Data records:
::::

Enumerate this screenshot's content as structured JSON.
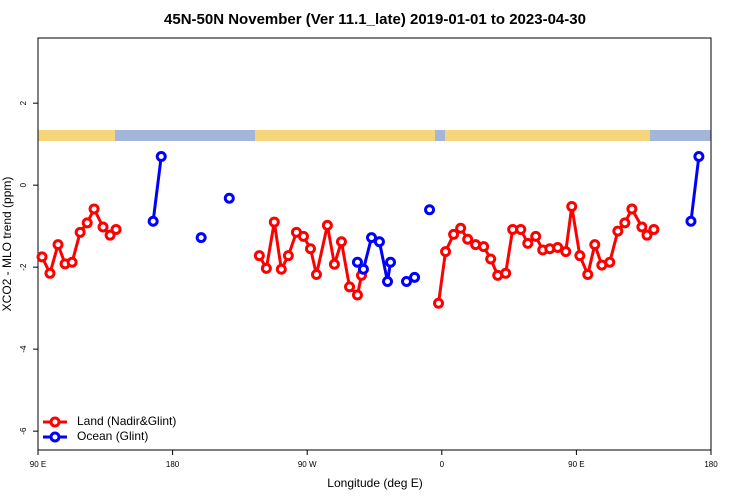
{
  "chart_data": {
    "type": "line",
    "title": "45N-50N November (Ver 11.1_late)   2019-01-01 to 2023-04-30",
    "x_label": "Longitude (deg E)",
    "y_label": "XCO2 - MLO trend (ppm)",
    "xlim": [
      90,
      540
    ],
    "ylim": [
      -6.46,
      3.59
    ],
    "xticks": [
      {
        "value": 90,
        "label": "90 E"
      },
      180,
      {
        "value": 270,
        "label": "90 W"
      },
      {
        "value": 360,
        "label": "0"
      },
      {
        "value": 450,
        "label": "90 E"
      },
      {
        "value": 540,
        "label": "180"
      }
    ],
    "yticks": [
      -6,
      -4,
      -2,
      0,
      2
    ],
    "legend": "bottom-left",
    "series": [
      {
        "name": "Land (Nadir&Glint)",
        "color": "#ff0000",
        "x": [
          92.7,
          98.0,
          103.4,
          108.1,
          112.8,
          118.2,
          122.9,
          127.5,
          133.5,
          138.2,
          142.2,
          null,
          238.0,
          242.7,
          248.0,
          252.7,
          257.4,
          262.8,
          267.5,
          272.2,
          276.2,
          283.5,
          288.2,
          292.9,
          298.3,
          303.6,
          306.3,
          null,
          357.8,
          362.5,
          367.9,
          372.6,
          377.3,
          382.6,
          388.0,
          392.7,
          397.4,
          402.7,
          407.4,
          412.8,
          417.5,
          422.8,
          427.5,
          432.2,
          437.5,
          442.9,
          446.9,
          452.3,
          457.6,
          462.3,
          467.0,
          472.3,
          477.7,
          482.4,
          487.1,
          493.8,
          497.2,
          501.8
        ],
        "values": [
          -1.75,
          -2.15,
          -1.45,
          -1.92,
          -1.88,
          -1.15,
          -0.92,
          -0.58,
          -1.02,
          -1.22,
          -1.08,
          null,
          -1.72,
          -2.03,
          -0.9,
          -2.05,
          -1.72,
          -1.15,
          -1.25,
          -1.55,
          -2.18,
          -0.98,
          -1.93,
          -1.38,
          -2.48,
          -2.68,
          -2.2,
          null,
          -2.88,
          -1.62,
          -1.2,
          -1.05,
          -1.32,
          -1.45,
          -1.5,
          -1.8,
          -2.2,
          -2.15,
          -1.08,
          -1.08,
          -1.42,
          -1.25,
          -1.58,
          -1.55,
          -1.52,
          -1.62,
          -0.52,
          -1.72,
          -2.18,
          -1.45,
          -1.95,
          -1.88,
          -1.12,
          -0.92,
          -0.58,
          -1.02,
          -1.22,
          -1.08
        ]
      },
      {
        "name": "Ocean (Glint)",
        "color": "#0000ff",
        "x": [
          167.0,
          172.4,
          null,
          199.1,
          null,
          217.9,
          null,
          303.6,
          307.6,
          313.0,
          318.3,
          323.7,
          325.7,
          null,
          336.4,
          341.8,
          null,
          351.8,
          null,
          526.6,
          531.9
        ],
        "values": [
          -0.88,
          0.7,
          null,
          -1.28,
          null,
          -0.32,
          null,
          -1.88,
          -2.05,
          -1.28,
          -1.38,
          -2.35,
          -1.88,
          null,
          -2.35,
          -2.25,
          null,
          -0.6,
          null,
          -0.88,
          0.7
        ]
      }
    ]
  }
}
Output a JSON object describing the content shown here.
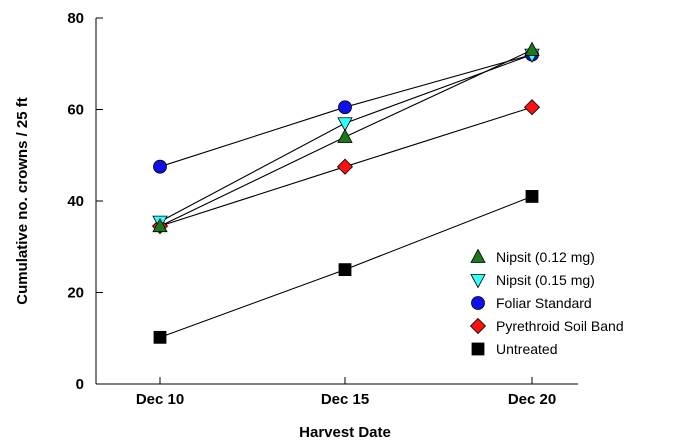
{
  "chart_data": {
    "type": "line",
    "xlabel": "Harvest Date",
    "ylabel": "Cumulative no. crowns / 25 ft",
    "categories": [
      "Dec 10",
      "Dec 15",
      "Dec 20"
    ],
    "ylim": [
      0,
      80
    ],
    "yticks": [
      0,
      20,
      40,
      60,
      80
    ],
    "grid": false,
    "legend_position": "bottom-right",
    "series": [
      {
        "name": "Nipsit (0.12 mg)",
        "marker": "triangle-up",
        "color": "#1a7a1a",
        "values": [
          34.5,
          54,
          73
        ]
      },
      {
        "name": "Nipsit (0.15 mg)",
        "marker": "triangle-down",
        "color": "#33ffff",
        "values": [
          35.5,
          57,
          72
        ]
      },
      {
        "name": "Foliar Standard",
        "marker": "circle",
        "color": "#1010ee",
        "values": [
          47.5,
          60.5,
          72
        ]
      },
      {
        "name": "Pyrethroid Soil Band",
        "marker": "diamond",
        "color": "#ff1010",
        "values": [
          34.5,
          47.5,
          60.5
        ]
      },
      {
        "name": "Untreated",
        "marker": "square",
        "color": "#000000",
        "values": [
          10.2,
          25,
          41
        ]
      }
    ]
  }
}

::::

BRIEF: Restate the whole listing above exactly, except for its images.

ANSWER TO THIS TASK:
Enumerate this screenshot's content as structured JSON.
{
  "chart_data": {
    "type": "line",
    "title": "45N-50N November (Ver 11.1_late)   2019-01-01 to 2023-04-30",
    "x_label": "Longitude (deg E)",
    "y_label": "XCO2 - MLO trend (ppm)",
    "xlim": [
      90,
      540
    ],
    "ylim": [
      -6.46,
      3.59
    ],
    "xticks": [
      {
        "value": 90,
        "label": "90 E"
      },
      180,
      {
        "value": 270,
        "label": "90 W"
      },
      {
        "value": 360,
        "label": "0"
      },
      {
        "value": 450,
        "label": "90 E"
      },
      {
        "value": 540,
        "label": "180"
      }
    ],
    "yticks": [
      -6,
      -4,
      -2,
      0,
      2
    ],
    "legend": "bottom-left",
    "series": [
      {
        "name": "Land (Nadir&Glint)",
        "color": "#ff0000",
        "x": [
          92.7,
          98.0,
          103.4,
          108.1,
          112.8,
          118.2,
          122.9,
          127.5,
          133.5,
          138.2,
          142.2,
          null,
          238.0,
          242.7,
          248.0,
          252.7,
          257.4,
          262.8,
          267.5,
          272.2,
          276.2,
          283.5,
          288.2,
          292.9,
          298.3,
          303.6,
          306.3,
          null,
          357.8,
          362.5,
          367.9,
          372.6,
          377.3,
          382.6,
          388.0,
          392.7,
          397.4,
          402.7,
          407.4,
          412.8,
          417.5,
          422.8,
          427.5,
          432.2,
          437.5,
          442.9,
          446.9,
          452.3,
          457.6,
          462.3,
          467.0,
          472.3,
          477.7,
          482.4,
          487.1,
          493.8,
          497.2,
          501.8
        ],
        "values": [
          -1.75,
          -2.15,
          -1.45,
          -1.92,
          -1.88,
          -1.15,
          -0.92,
          -0.58,
          -1.02,
          -1.22,
          -1.08,
          null,
          -1.72,
          -2.03,
          -0.9,
          -2.05,
          -1.72,
          -1.15,
          -1.25,
          -1.55,
          -2.18,
          -0.98,
          -1.93,
          -1.38,
          -2.48,
          -2.68,
          -2.2,
          null,
          -2.88,
          -1.62,
          -1.2,
          -1.05,
          -1.32,
          -1.45,
          -1.5,
          -1.8,
          -2.2,
          -2.15,
          -1.08,
          -1.08,
          -1.42,
          -1.25,
          -1.58,
          -1.55,
          -1.52,
          -1.62,
          -0.52,
          -1.72,
          -2.18,
          -1.45,
          -1.95,
          -1.88,
          -1.12,
          -0.92,
          -0.58,
          -1.02,
          -1.22,
          -1.08
        ]
      },
      {
        "name": "Ocean (Glint)",
        "color": "#0000ff",
        "x": [
          167.0,
          172.4,
          null,
          199.1,
          null,
          217.9,
          null,
          303.6,
          307.6,
          313.0,
          318.3,
          323.7,
          325.7,
          null,
          336.4,
          341.8,
          null,
          351.8,
          null,
          526.6,
          531.9
        ],
        "values": [
          -0.88,
          0.7,
          null,
          -1.28,
          null,
          -0.32,
          null,
          -1.88,
          -2.05,
          -1.28,
          -1.38,
          -2.35,
          -1.88,
          null,
          -2.35,
          -2.25,
          null,
          -0.6,
          null,
          -0.88,
          0.7
        ]
      }
    ]
  }
}
Output a JSON object describing the content shown here.
{
  "chart_data": {
    "type": "line",
    "xlabel": "Harvest Date",
    "ylabel": "Cumulative no. crowns / 25 ft",
    "categories": [
      "Dec 10",
      "Dec 15",
      "Dec 20"
    ],
    "ylim": [
      0,
      80
    ],
    "yticks": [
      0,
      20,
      40,
      60,
      80
    ],
    "grid": false,
    "legend_position": "bottom-right",
    "series": [
      {
        "name": "Nipsit (0.12 mg)",
        "marker": "triangle-up",
        "color": "#1a7a1a",
        "values": [
          34.5,
          54,
          73
        ]
      },
      {
        "name": "Nipsit (0.15 mg)",
        "marker": "triangle-down",
        "color": "#33ffff",
        "values": [
          35.5,
          57,
          72
        ]
      },
      {
        "name": "Foliar Standard",
        "marker": "circle",
        "color": "#1010ee",
        "values": [
          47.5,
          60.5,
          72
        ]
      },
      {
        "name": "Pyrethroid Soil Band",
        "marker": "diamond",
        "color": "#ff1010",
        "values": [
          34.5,
          47.5,
          60.5
        ]
      },
      {
        "name": "Untreated",
        "marker": "square",
        "color": "#000000",
        "values": [
          10.2,
          25,
          41
        ]
      }
    ]
  }
}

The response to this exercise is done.